-- Required work --
Repeat what the lines below say, word for word, and skip every image.

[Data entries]
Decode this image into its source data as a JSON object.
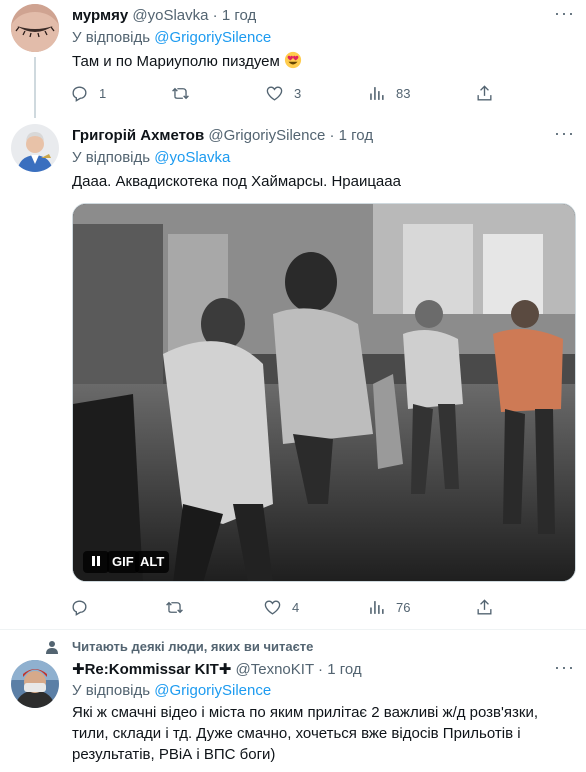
{
  "tweets": [
    {
      "name": "мурмяу",
      "handle": "@yoSlavka",
      "sep": "·",
      "time": "1 год",
      "reply_prefix": "У відповідь",
      "reply_handle": "@GrigoriySilence",
      "text": "Там и по Мариуполю пиздуем",
      "emoji": "heart-eyes-emoji",
      "stats": {
        "reply": "1",
        "retweet": "",
        "like": "3",
        "views": "83"
      }
    },
    {
      "name": "Григорій Ахметов",
      "handle": "@GrigoriySilence",
      "sep": "·",
      "time": "1 год",
      "reply_prefix": "У відповідь",
      "reply_handle": "@yoSlavka",
      "text": "Дааа. Аквадискотека под Хаймарсы. Нраицааа",
      "media": {
        "pause_icon": "pause-icon",
        "gif_label": "GIF",
        "alt_label": "ALT"
      },
      "stats": {
        "reply": "",
        "retweet": "",
        "like": "4",
        "views": "76"
      }
    },
    {
      "social_context": "Читають деякі люди, яких ви читаєте",
      "name": "✚Re:Kommissar KIT✚",
      "handle": "@TexnoKIT",
      "sep": "·",
      "time": "1 год",
      "reply_prefix": "У відповідь",
      "reply_handle": "@GrigoriySilence",
      "text_lines": [
        "Які ж смачні відео і міста по яким прилітає 2 важливі ж/д розв'язки,",
        "тили, склади і тд. Дуже смачно, хочеться вже відосів Прильотів і",
        "результатів, РВіА і ВПС боги)"
      ]
    }
  ],
  "colors": {
    "accent": "#1d9bf0",
    "muted": "#536471",
    "text": "#0f1419"
  }
}
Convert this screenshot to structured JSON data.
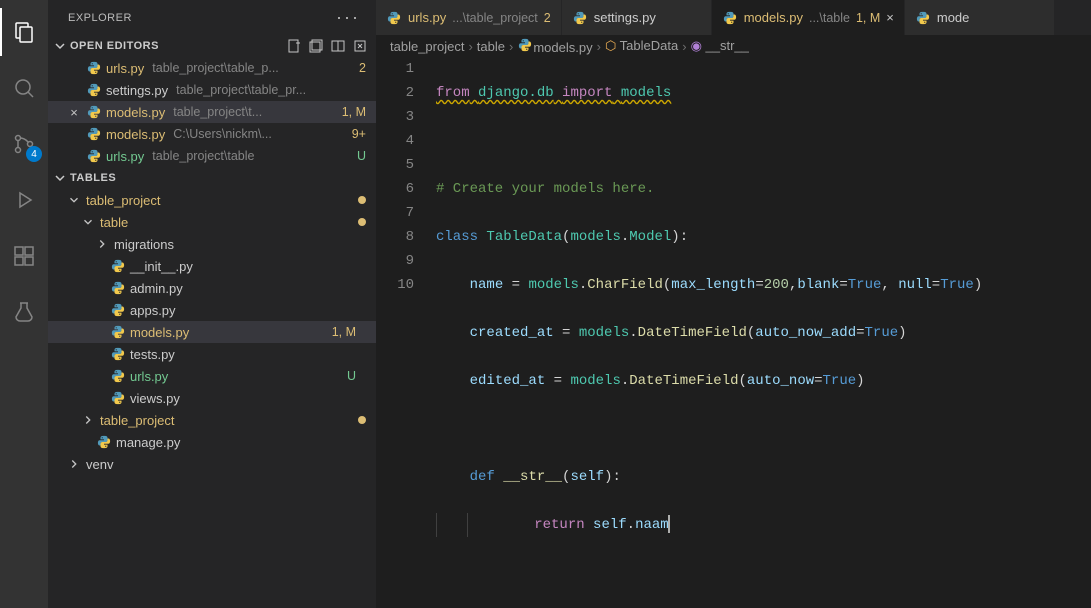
{
  "sidebar_title": "EXPLORER",
  "activity_badge": "4",
  "open_editors": {
    "title": "OPEN EDITORS",
    "items": [
      {
        "name": "urls.py",
        "path": "table_project\\table_p...",
        "status": "2",
        "status_class": "m-brown",
        "close": "",
        "active": false
      },
      {
        "name": "settings.py",
        "path": "table_project\\table_pr...",
        "status": "",
        "status_class": "",
        "close": "",
        "active": false
      },
      {
        "name": "models.py",
        "path": "table_project\\t...",
        "status": "1, M",
        "status_class": "m-brown",
        "close": "×",
        "active": true
      },
      {
        "name": "models.py",
        "path": "C:\\Users\\nickm\\...",
        "status": "9+",
        "status_class": "num-brown",
        "close": "",
        "active": false
      },
      {
        "name": "urls.py",
        "path": "table_project\\table",
        "status": "U",
        "status_class": "u-green",
        "close": "",
        "active": false
      }
    ]
  },
  "folder": {
    "title": "TABLES",
    "tree": [
      {
        "indent": 1,
        "chev": "down",
        "icon": "",
        "name": "table_project",
        "color": "#dcbd74",
        "status": "",
        "dot": true
      },
      {
        "indent": 2,
        "chev": "down",
        "icon": "",
        "name": "table",
        "color": "#dcbd74",
        "status": "",
        "dot": true
      },
      {
        "indent": 3,
        "chev": "right",
        "icon": "",
        "name": "migrations",
        "color": "#cccccc",
        "status": "",
        "dot": false
      },
      {
        "indent": 3,
        "chev": "",
        "icon": "py",
        "name": "__init__.py",
        "color": "#cccccc",
        "status": "",
        "dot": false
      },
      {
        "indent": 3,
        "chev": "",
        "icon": "py",
        "name": "admin.py",
        "color": "#cccccc",
        "status": "",
        "dot": false
      },
      {
        "indent": 3,
        "chev": "",
        "icon": "py",
        "name": "apps.py",
        "color": "#cccccc",
        "status": "",
        "dot": false
      },
      {
        "indent": 3,
        "chev": "",
        "icon": "py",
        "name": "models.py",
        "color": "#dcbd74",
        "status": "1, M",
        "status_class": "m-brown",
        "dot": false,
        "active": true
      },
      {
        "indent": 3,
        "chev": "",
        "icon": "py",
        "name": "tests.py",
        "color": "#cccccc",
        "status": "",
        "dot": false
      },
      {
        "indent": 3,
        "chev": "",
        "icon": "py",
        "name": "urls.py",
        "color": "#73c991",
        "status": "U",
        "status_class": "u-green",
        "dot": false
      },
      {
        "indent": 3,
        "chev": "",
        "icon": "py",
        "name": "views.py",
        "color": "#cccccc",
        "status": "",
        "dot": false
      },
      {
        "indent": 2,
        "chev": "right",
        "icon": "",
        "name": "table_project",
        "color": "#dcbd74",
        "status": "",
        "dot": true
      },
      {
        "indent": 2,
        "chev": "",
        "icon": "py",
        "name": "manage.py",
        "color": "#cccccc",
        "status": "",
        "dot": false
      },
      {
        "indent": 1,
        "chev": "right",
        "icon": "",
        "name": "venv",
        "color": "#cccccc",
        "status": "",
        "dot": false
      }
    ]
  },
  "tabs": [
    {
      "name": "urls.py",
      "path": "...\\table_project",
      "status": "2",
      "status_class": "m-brown",
      "active": false,
      "close": ""
    },
    {
      "name": "settings.py",
      "path": "",
      "status": "",
      "active": false,
      "close": ""
    },
    {
      "name": "models.py",
      "path": "...\\table",
      "status": "1, M",
      "status_class": "m-brown",
      "active": true,
      "close": "×"
    },
    {
      "name": "mode",
      "path": "",
      "status": "",
      "active": false,
      "close": ""
    }
  ],
  "breadcrumb": [
    {
      "text": "table_project",
      "icon": ""
    },
    {
      "text": "table",
      "icon": ""
    },
    {
      "text": "models.py",
      "icon": "py"
    },
    {
      "text": "TableData",
      "icon": "class"
    },
    {
      "text": "__str__",
      "icon": "method"
    }
  ],
  "code": {
    "lines": [
      1,
      2,
      3,
      4,
      5,
      6,
      7,
      8,
      9,
      10
    ],
    "l1_from": "from",
    "l1_mod": "django.db",
    "l1_import": "import",
    "l1_models": "models",
    "l3_comment": "# Create your models here.",
    "l4_class": "class",
    "l4_name": "TableData",
    "l4_par": "(",
    "l4_base": "models",
    "l4_dot": ".",
    "l4_model": "Model",
    "l4_close": "):",
    "l5_indent": "    ",
    "l5_name": "name",
    "l5_eq": " = ",
    "l5_models": "models",
    "l5_dot": ".",
    "l5_field": "CharField",
    "l5_open": "(",
    "l5_p1": "max_length",
    "l5_eq1": "=",
    "l5_v1": "200",
    "l5_c1": ",",
    "l5_p2": "blank",
    "l5_eq2": "=",
    "l5_v2": "True",
    "l5_c2": ", ",
    "l5_p3": "null",
    "l5_eq3": "=",
    "l5_v3": "True",
    "l5_close": ")",
    "l6_indent": "    ",
    "l6_name": "created_at",
    "l6_eq": " = ",
    "l6_models": "models",
    "l6_dot": ".",
    "l6_field": "DateTimeField",
    "l6_open": "(",
    "l6_p1": "auto_now_add",
    "l6_eq1": "=",
    "l6_v1": "True",
    "l6_close": ")",
    "l7_indent": "    ",
    "l7_name": "edited_at",
    "l7_eq": " = ",
    "l7_models": "models",
    "l7_dot": ".",
    "l7_field": "DateTimeField",
    "l7_open": "(",
    "l7_p1": "auto_now",
    "l7_eq1": "=",
    "l7_v1": "True",
    "l7_close": ")",
    "l9_indent": "    ",
    "l9_def": "def",
    "l9_name": "__str__",
    "l9_open": "(",
    "l9_self": "self",
    "l9_close": "):",
    "l10_indent": "        ",
    "l10_return": "return",
    "l10_self": "self",
    "l10_dot": ".",
    "l10_attr": "naam"
  }
}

-- Final answer --
Decode this image into its source data as a JSON object.
{
  "tweets": [
    {
      "name": "мурмяу",
      "handle": "@yoSlavka",
      "sep": "·",
      "time": "1 год",
      "reply_prefix": "У відповідь",
      "reply_handle": "@GrigoriySilence",
      "text": "Там и по Мариуполю пиздуем",
      "emoji": "heart-eyes-emoji",
      "stats": {
        "reply": "1",
        "retweet": "",
        "like": "3",
        "views": "83"
      }
    },
    {
      "name": "Григорій Ахметов",
      "handle": "@GrigoriySilence",
      "sep": "·",
      "time": "1 год",
      "reply_prefix": "У відповідь",
      "reply_handle": "@yoSlavka",
      "text": "Дааа. Аквадискотека под Хаймарсы. Нраицааа",
      "media": {
        "pause_icon": "pause-icon",
        "gif_label": "GIF",
        "alt_label": "ALT"
      },
      "stats": {
        "reply": "",
        "retweet": "",
        "like": "4",
        "views": "76"
      }
    },
    {
      "social_context": "Читають деякі люди, яких ви читаєте",
      "name": "✚Re:Kommissar KIT✚",
      "handle": "@TexnoKIT",
      "sep": "·",
      "time": "1 год",
      "reply_prefix": "У відповідь",
      "reply_handle": "@GrigoriySilence",
      "text_lines": [
        "Які ж смачні відео і міста по яким прилітає 2 важливі ж/д розв'язки,",
        "тили, склади і тд. Дуже смачно, хочеться вже відосів Прильотів і",
        "результатів, РВіА і ВПС боги)"
      ]
    }
  ],
  "colors": {
    "accent": "#1d9bf0",
    "muted": "#536471",
    "text": "#0f1419"
  }
}
Convert this screenshot to structured JSON data.
{
  "sidebar_title": "EXPLORER",
  "activity_badge": "4",
  "open_editors": {
    "title": "OPEN EDITORS",
    "items": [
      {
        "name": "urls.py",
        "path": "table_project\\table_p...",
        "status": "2",
        "status_class": "m-brown",
        "close": "",
        "active": false
      },
      {
        "name": "settings.py",
        "path": "table_project\\table_pr...",
        "status": "",
        "status_class": "",
        "close": "",
        "active": false
      },
      {
        "name": "models.py",
        "path": "table_project\\t...",
        "status": "1, M",
        "status_class": "m-brown",
        "close": "×",
        "active": true
      },
      {
        "name": "models.py",
        "path": "C:\\Users\\nickm\\...",
        "status": "9+",
        "status_class": "num-brown",
        "close": "",
        "active": false
      },
      {
        "name": "urls.py",
        "path": "table_project\\table",
        "status": "U",
        "status_class": "u-green",
        "close": "",
        "active": false
      }
    ]
  },
  "folder": {
    "title": "TABLES",
    "tree": [
      {
        "indent": 1,
        "chev": "down",
        "icon": "",
        "name": "table_project",
        "color": "#dcbd74",
        "status": "",
        "dot": true
      },
      {
        "indent": 2,
        "chev": "down",
        "icon": "",
        "name": "table",
        "color": "#dcbd74",
        "status": "",
        "dot": true
      },
      {
        "indent": 3,
        "chev": "right",
        "icon": "",
        "name": "migrations",
        "color": "#cccccc",
        "status": "",
        "dot": false
      },
      {
        "indent": 3,
        "chev": "",
        "icon": "py",
        "name": "__init__.py",
        "color": "#cccccc",
        "status": "",
        "dot": false
      },
      {
        "indent": 3,
        "chev": "",
        "icon": "py",
        "name": "admin.py",
        "color": "#cccccc",
        "status": "",
        "dot": false
      },
      {
        "indent": 3,
        "chev": "",
        "icon": "py",
        "name": "apps.py",
        "color": "#cccccc",
        "status": "",
        "dot": false
      },
      {
        "indent": 3,
        "chev": "",
        "icon": "py",
        "name": "models.py",
        "color": "#dcbd74",
        "status": "1, M",
        "status_class": "m-brown",
        "dot": false,
        "active": true
      },
      {
        "indent": 3,
        "chev": "",
        "icon": "py",
        "name": "tests.py",
        "color": "#cccccc",
        "status": "",
        "dot": false
      },
      {
        "indent": 3,
        "chev": "",
        "icon": "py",
        "name": "urls.py",
        "color": "#73c991",
        "status": "U",
        "status_class": "u-green",
        "dot": false
      },
      {
        "indent": 3,
        "chev": "",
        "icon": "py",
        "name": "views.py",
        "color": "#cccccc",
        "status": "",
        "dot": false
      },
      {
        "indent": 2,
        "chev": "right",
        "icon": "",
        "name": "table_project",
        "color": "#dcbd74",
        "status": "",
        "dot": true
      },
      {
        "indent": 2,
        "chev": "",
        "icon": "py",
        "name": "manage.py",
        "color": "#cccccc",
        "status": "",
        "dot": false
      },
      {
        "indent": 1,
        "chev": "right",
        "icon": "",
        "name": "venv",
        "color": "#cccccc",
        "status": "",
        "dot": false
      }
    ]
  },
  "tabs": [
    {
      "name": "urls.py",
      "path": "...\\table_project",
      "status": "2",
      "status_class": "m-brown",
      "active": false,
      "close": ""
    },
    {
      "name": "settings.py",
      "path": "",
      "status": "",
      "active": false,
      "close": ""
    },
    {
      "name": "models.py",
      "path": "...\\table",
      "status": "1, M",
      "status_class": "m-brown",
      "active": true,
      "close": "×"
    },
    {
      "name": "mode",
      "path": "",
      "status": "",
      "active": false,
      "close": ""
    }
  ],
  "breadcrumb": [
    {
      "text": "table_project",
      "icon": ""
    },
    {
      "text": "table",
      "icon": ""
    },
    {
      "text": "models.py",
      "icon": "py"
    },
    {
      "text": "TableData",
      "icon": "class"
    },
    {
      "text": "__str__",
      "icon": "method"
    }
  ],
  "code": {
    "lines": [
      1,
      2,
      3,
      4,
      5,
      6,
      7,
      8,
      9,
      10
    ],
    "l1_from": "from",
    "l1_mod": "django.db",
    "l1_import": "import",
    "l1_models": "models",
    "l3_comment": "# Create your models here.",
    "l4_class": "class",
    "l4_name": "TableData",
    "l4_par": "(",
    "l4_base": "models",
    "l4_dot": ".",
    "l4_model": "Model",
    "l4_close": "):",
    "l5_indent": "    ",
    "l5_name": "name",
    "l5_eq": " = ",
    "l5_models": "models",
    "l5_dot": ".",
    "l5_field": "CharField",
    "l5_open": "(",
    "l5_p1": "max_length",
    "l5_eq1": "=",
    "l5_v1": "200",
    "l5_c1": ",",
    "l5_p2": "blank",
    "l5_eq2": "=",
    "l5_v2": "True",
    "l5_c2": ", ",
    "l5_p3": "null",
    "l5_eq3": "=",
    "l5_v3": "True",
    "l5_close": ")",
    "l6_indent": "    ",
    "l6_name": "created_at",
    "l6_eq": " = ",
    "l6_models": "models",
    "l6_dot": ".",
    "l6_field": "DateTimeField",
    "l6_open": "(",
    "l6_p1": "auto_now_add",
    "l6_eq1": "=",
    "l6_v1": "True",
    "l6_close": ")",
    "l7_indent": "    ",
    "l7_name": "edited_at",
    "l7_eq": " = ",
    "l7_models": "models",
    "l7_dot": ".",
    "l7_field": "DateTimeField",
    "l7_open": "(",
    "l7_p1": "auto_now",
    "l7_eq1": "=",
    "l7_v1": "True",
    "l7_close": ")",
    "l9_indent": "    ",
    "l9_def": "def",
    "l9_name": "__str__",
    "l9_open": "(",
    "l9_self": "self",
    "l9_close": "):",
    "l10_indent": "        ",
    "l10_return": "return",
    "l10_self": "self",
    "l10_dot": ".",
    "l10_attr": "naam"
  }
}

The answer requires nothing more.